= STATED EXERCISE =
Reproduce the records below in full and word for word, excluding pictures.

= DATASET RECORDS =
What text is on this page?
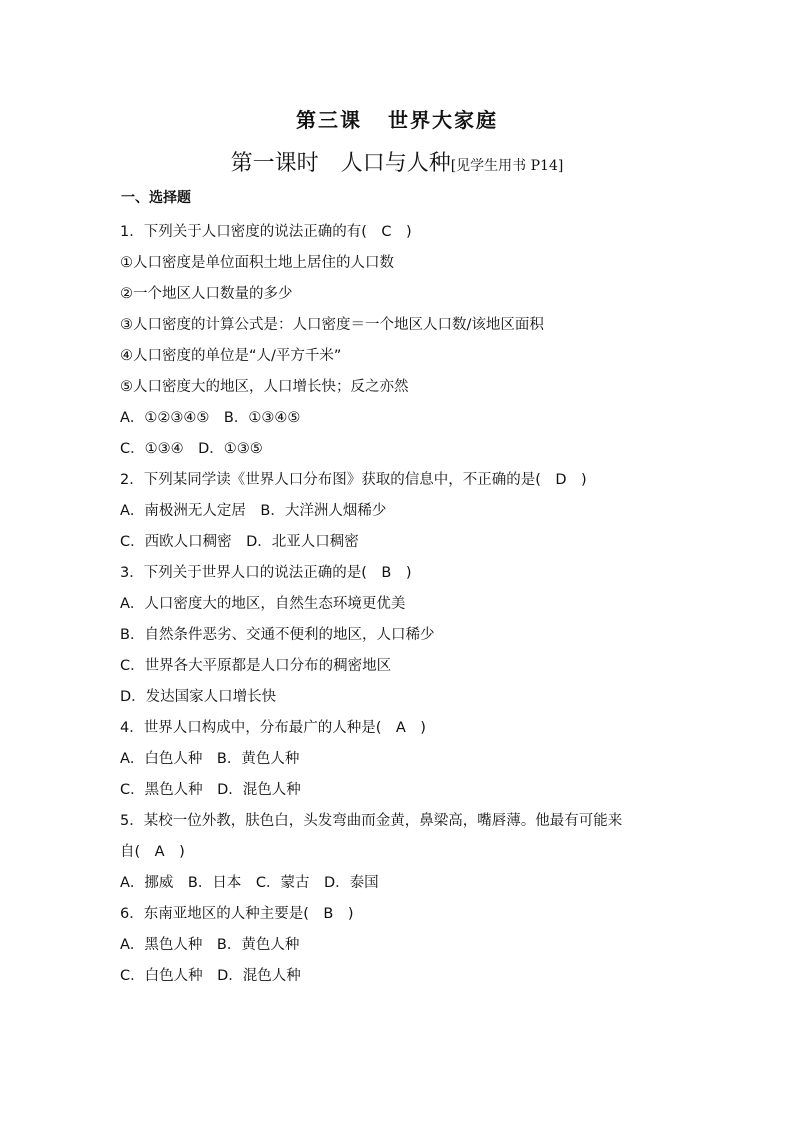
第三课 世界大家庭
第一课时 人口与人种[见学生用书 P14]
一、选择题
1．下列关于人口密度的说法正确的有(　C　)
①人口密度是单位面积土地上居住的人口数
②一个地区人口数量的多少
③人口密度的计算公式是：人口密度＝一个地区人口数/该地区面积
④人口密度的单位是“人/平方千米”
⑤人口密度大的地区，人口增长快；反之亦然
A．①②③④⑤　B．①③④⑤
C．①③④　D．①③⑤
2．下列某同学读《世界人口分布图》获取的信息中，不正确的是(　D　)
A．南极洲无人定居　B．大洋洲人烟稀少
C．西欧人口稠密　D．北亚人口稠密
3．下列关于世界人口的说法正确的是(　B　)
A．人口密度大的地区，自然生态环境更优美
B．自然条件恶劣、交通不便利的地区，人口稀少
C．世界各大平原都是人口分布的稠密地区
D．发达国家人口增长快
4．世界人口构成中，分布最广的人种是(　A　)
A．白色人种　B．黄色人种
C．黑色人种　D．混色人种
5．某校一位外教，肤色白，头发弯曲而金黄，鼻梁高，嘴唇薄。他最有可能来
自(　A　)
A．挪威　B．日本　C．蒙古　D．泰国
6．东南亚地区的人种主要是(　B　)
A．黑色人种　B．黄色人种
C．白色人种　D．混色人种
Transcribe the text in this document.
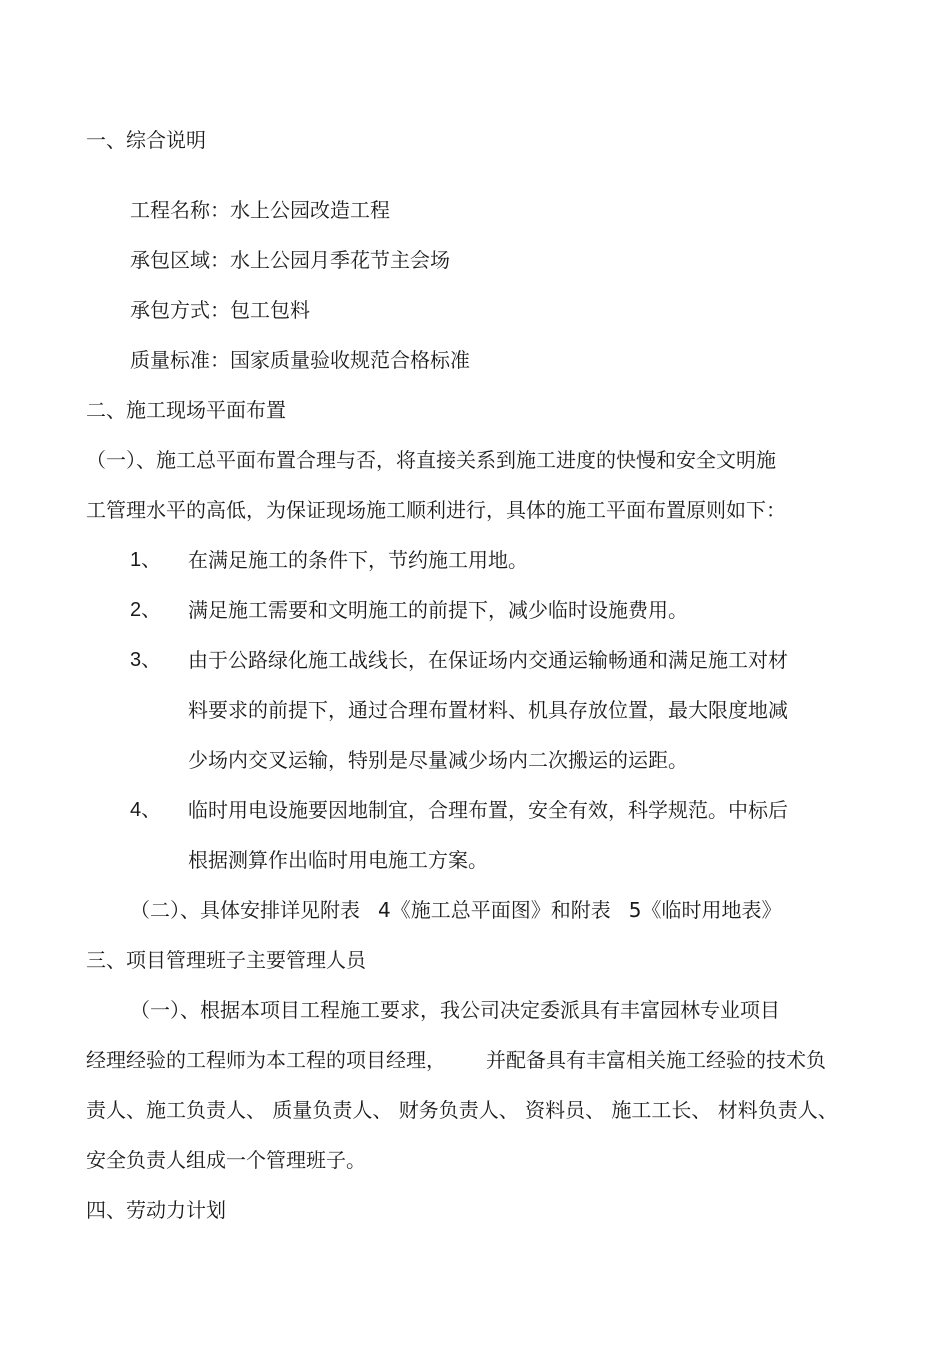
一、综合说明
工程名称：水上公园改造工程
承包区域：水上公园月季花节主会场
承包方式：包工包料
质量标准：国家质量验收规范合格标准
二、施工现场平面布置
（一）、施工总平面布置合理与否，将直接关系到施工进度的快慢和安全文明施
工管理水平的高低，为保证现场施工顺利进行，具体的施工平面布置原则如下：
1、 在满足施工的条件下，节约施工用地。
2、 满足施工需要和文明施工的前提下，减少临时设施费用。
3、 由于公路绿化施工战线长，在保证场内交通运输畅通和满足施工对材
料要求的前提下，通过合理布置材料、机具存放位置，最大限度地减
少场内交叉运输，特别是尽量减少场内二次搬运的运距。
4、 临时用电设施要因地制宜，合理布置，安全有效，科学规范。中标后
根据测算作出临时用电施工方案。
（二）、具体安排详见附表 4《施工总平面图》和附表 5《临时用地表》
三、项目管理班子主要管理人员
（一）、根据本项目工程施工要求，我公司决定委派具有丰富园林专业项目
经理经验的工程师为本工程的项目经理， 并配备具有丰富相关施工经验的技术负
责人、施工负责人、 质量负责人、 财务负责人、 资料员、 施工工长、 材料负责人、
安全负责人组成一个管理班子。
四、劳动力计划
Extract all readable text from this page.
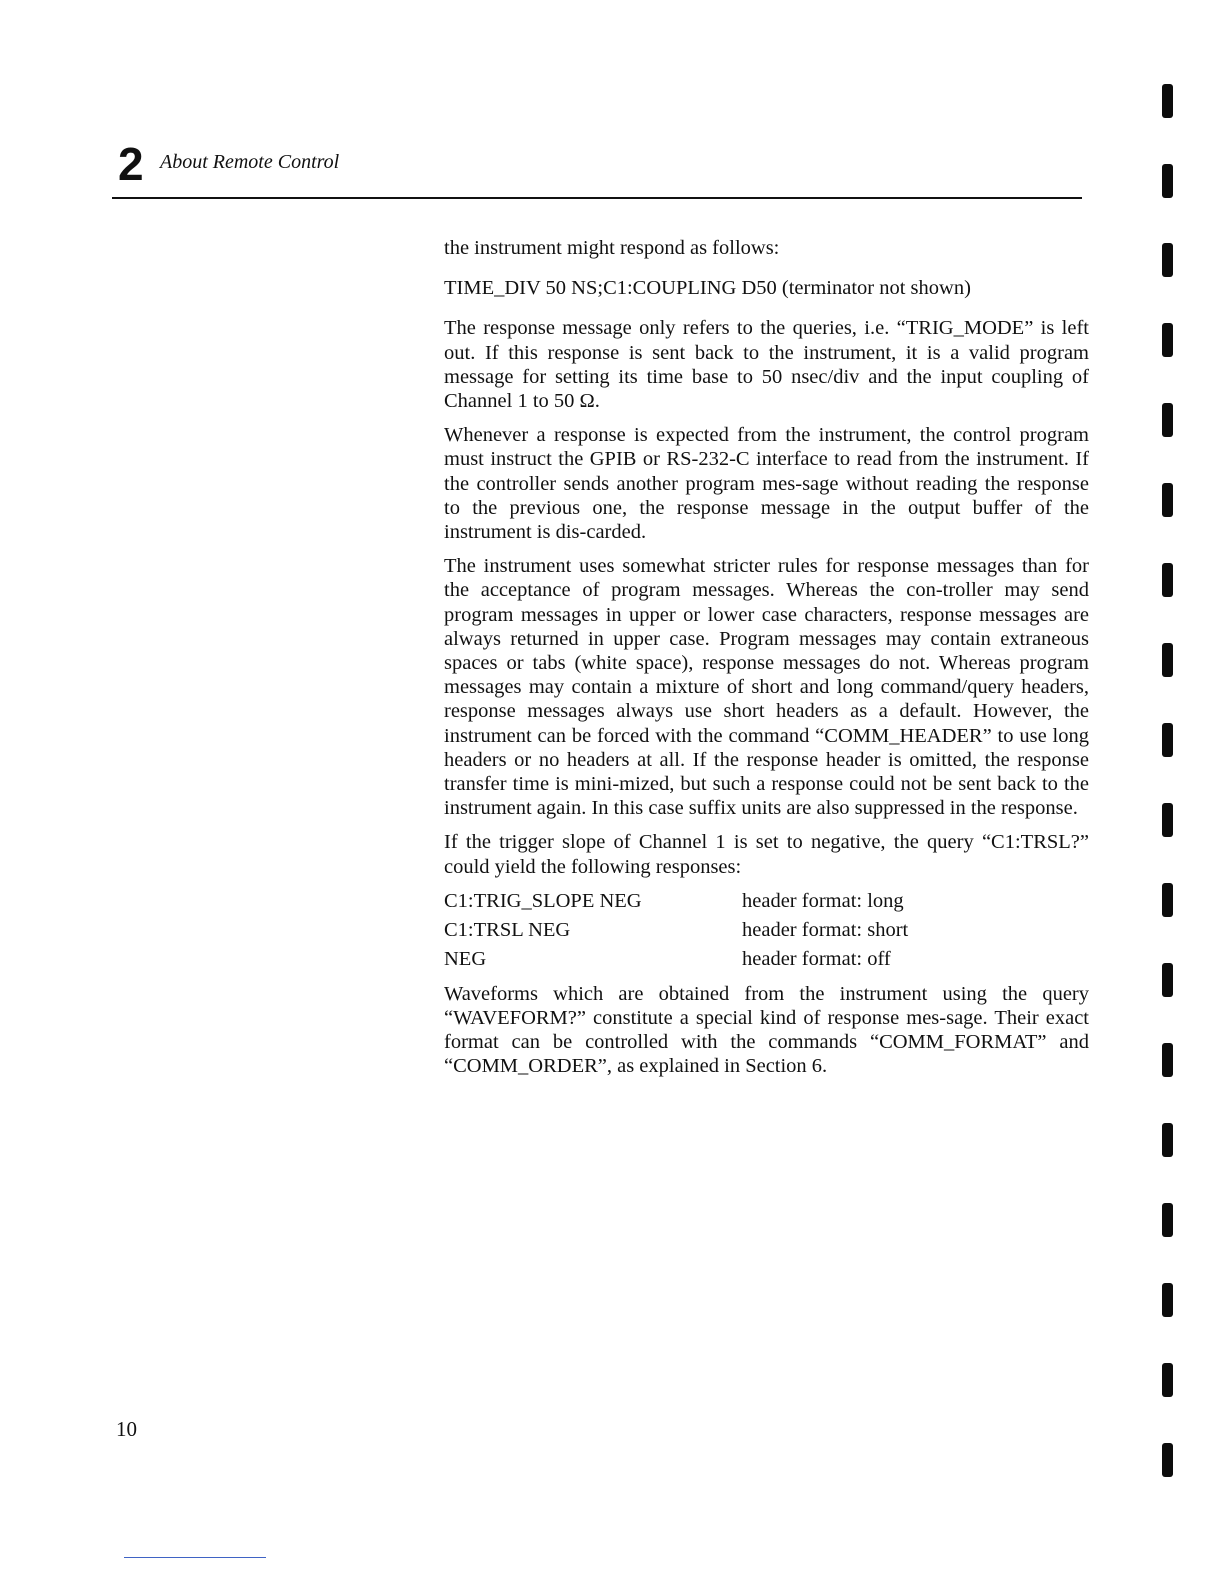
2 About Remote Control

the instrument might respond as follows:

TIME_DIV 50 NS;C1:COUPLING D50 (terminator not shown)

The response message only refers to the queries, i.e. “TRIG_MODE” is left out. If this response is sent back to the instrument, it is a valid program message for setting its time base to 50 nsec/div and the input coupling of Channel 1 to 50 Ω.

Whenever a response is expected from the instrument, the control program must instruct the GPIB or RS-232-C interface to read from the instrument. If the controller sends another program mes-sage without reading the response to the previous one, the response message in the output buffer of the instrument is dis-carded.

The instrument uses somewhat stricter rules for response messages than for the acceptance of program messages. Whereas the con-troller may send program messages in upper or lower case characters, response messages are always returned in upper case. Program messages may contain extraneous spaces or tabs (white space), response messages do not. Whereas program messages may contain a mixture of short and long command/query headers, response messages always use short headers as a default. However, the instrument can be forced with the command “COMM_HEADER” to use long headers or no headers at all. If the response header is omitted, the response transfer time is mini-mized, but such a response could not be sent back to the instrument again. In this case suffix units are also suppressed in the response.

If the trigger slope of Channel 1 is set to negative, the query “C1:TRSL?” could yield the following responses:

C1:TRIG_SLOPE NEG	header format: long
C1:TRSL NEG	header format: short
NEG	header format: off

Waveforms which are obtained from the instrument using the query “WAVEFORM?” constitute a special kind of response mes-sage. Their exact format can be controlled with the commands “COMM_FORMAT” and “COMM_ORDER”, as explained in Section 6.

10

= EXERCISE ANSWER =
What text is on this page?
第三课 世界大家庭
第一课时 人口与人种[见学生用书 P14]
一、选择题
1．下列关于人口密度的说法正确的有(　C　)
①人口密度是单位面积土地上居住的人口数
②一个地区人口数量的多少
③人口密度的计算公式是：人口密度＝一个地区人口数/该地区面积
④人口密度的单位是“人/平方千米”
⑤人口密度大的地区，人口增长快；反之亦然
A．①②③④⑤　B．①③④⑤
C．①③④　D．①③⑤
2．下列某同学读《世界人口分布图》获取的信息中，不正确的是(　D　)
A．南极洲无人定居　B．大洋洲人烟稀少
C．西欧人口稠密　D．北亚人口稠密
3．下列关于世界人口的说法正确的是(　B　)
A．人口密度大的地区，自然生态环境更优美
B．自然条件恶劣、交通不便利的地区，人口稀少
C．世界各大平原都是人口分布的稠密地区
D．发达国家人口增长快
4．世界人口构成中，分布最广的人种是(　A　)
A．白色人种　B．黄色人种
C．黑色人种　D．混色人种
5．某校一位外教，肤色白，头发弯曲而金黄，鼻梁高，嘴唇薄。他最有可能来
自(　A　)
A．挪威　B．日本　C．蒙古　D．泰国
6．东南亚地区的人种主要是(　B　)
A．黑色人种　B．黄色人种
C．白色人种　D．混色人种
Transcribe the text in this document.
一、综合说明
工程名称：水上公园改造工程
承包区域：水上公园月季花节主会场
承包方式：包工包料
质量标准：国家质量验收规范合格标准
二、施工现场平面布置
（一）、施工总平面布置合理与否，将直接关系到施工进度的快慢和安全文明施
工管理水平的高低，为保证现场施工顺利进行，具体的施工平面布置原则如下：
1、 在满足施工的条件下，节约施工用地。
2、 满足施工需要和文明施工的前提下，减少临时设施费用。
3、 由于公路绿化施工战线长，在保证场内交通运输畅通和满足施工对材
料要求的前提下，通过合理布置材料、机具存放位置，最大限度地减
少场内交叉运输，特别是尽量减少场内二次搬运的运距。
4、 临时用电设施要因地制宜，合理布置，安全有效，科学规范。中标后
根据测算作出临时用电施工方案。
（二）、具体安排详见附表 4《施工总平面图》和附表 5《临时用地表》
三、项目管理班子主要管理人员
（一）、根据本项目工程施工要求，我公司决定委派具有丰富园林专业项目
经理经验的工程师为本工程的项目经理， 并配备具有丰富相关施工经验的技术负
责人、施工负责人、 质量负责人、 财务负责人、 资料员、 施工工长、 材料负责人、
安全负责人组成一个管理班子。
四、劳动力计划
Extract all readable text from this page.
2 About Remote Control

the instrument might respond as follows:

TIME_DIV 50 NS;C1:COUPLING D50 (terminator not shown)

The response message only refers to the queries, i.e. “TRIG_MODE” is left out. If this response is sent back to the instrument, it is a valid program message for setting its time base to 50 nsec/div and the input coupling of Channel 1 to 50 Ω.

Whenever a response is expected from the instrument, the control program must instruct the GPIB or RS-232-C interface to read from the instrument. If the controller sends another program mes-sage without reading the response to the previous one, the response message in the output buffer of the instrument is dis-carded.

The instrument uses somewhat stricter rules for response messages than for the acceptance of program messages. Whereas the con-troller may send program messages in upper or lower case characters, response messages are always returned in upper case. Program messages may contain extraneous spaces or tabs (white space), response messages do not. Whereas program messages may contain a mixture of short and long command/query headers, response messages always use short headers as a default. However, the instrument can be forced with the command “COMM_HEADER” to use long headers or no headers at all. If the response header is omitted, the response transfer time is mini-mized, but such a response could not be sent back to the instrument again. In this case suffix units are also suppressed in the response.

If the trigger slope of Channel 1 is set to negative, the query “C1:TRSL?” could yield the following responses:

C1:TRIG_SLOPE NEG	header format: long
C1:TRSL NEG	header format: short
NEG	header format: off

Waveforms which are obtained from the instrument using the query “WAVEFORM?” constitute a special kind of response mes-sage. Their exact format can be controlled with the commands “COMM_FORMAT” and “COMM_ORDER”, as explained in Section 6.

10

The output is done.